The Katikkiro of Buganda, Charles Peter Mayiga, has advised the youth to avoid selling land and turning to buying boda boda for quick money.
The Buganda premier said this while traversing Buwekula County to asses the progress of "Emwanyi terimba" campaign which he initially launched in 2016 in the same county in Kiyuni Subcounty to improve coffee production in Buganda kingdom.
Mayiga visited John Kayengere's 15-acre coffee plantation in Nabingoola Subcounty where he lauded the farmer for responding positively to Kabaka's call of fighting poverty among the people of Buganda through prioritising coffee as a major cash crop.
Kayengere is also a councillor representing Nabingoola Subcounty at the district and also as the finance minister on the district executive.
He appreciated the Katikkiro for the initiative, saying coffee has enabled him to educate his children. He also asked the Katikkiro to continue encouraging Buganda people to continue growing coffee in response to the "Emwanyi terimba" campaign.
Katikkiro Mayiga speaks to Kayengere during a visit to the coffee grower's farmFrom Kayengere's fFarm, the Katikkiro visited Brian Yiga, a 23-year- old coffee grower in Rwensama Village in Nabingoola Subcounty.

EXCERPTED RECORDS |
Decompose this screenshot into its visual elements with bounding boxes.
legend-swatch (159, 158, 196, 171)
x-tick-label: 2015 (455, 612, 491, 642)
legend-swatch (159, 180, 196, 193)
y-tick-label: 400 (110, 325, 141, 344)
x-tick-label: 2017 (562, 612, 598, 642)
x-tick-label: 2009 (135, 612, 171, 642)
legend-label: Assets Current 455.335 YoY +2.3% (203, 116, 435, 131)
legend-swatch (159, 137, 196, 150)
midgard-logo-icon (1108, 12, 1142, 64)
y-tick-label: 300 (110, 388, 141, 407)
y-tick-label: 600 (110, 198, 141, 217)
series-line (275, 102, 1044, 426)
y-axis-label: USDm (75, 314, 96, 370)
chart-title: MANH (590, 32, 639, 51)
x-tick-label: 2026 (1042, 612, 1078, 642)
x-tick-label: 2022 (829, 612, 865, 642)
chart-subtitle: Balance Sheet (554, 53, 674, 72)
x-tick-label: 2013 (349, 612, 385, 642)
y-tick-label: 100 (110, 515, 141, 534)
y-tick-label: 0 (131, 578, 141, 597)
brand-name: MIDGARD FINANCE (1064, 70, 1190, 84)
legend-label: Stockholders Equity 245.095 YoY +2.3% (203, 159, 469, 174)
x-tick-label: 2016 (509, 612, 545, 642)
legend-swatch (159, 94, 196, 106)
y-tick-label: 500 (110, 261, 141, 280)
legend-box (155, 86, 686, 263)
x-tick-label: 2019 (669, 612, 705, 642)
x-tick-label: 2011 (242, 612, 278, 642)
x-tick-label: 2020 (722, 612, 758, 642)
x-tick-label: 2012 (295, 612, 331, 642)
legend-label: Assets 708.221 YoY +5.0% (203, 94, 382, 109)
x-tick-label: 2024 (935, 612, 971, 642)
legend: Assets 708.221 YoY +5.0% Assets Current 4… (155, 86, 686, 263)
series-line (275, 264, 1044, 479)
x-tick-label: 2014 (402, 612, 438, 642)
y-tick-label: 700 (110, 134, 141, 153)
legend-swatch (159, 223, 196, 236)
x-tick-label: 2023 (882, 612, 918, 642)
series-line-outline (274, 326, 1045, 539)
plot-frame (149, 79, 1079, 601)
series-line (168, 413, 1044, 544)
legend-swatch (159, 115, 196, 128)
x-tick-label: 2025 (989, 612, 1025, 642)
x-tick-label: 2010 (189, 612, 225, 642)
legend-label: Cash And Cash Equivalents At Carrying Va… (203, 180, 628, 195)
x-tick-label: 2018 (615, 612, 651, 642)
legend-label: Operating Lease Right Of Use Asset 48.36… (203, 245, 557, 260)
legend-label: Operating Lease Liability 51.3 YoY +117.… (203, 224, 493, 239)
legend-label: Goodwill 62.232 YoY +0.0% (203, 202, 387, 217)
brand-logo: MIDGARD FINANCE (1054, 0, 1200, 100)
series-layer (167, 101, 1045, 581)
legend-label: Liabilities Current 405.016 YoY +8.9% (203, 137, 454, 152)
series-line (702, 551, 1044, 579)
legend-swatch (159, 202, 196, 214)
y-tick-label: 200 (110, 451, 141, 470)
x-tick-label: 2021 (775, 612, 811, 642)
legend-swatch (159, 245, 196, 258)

WHAT YOU SHOULD DO |
Copy the passage of the report on the Katikkiro's coffee campaign verbatim, from "Katikkiro Mayiga speaks" to "in Nabingoola Subcounty.". The listing comes from a source unrelated to the text.

SOLUTION TO THE EXERCISE |
Katikkiro Mayiga speaks to Kayengere during a visit to the coffee grower's farmFrom Kayengere's fFarm, the Katikkiro visited Brian Yiga, a 23-year- old coffee grower in Rwensama Village in Nabingoola Subcounty.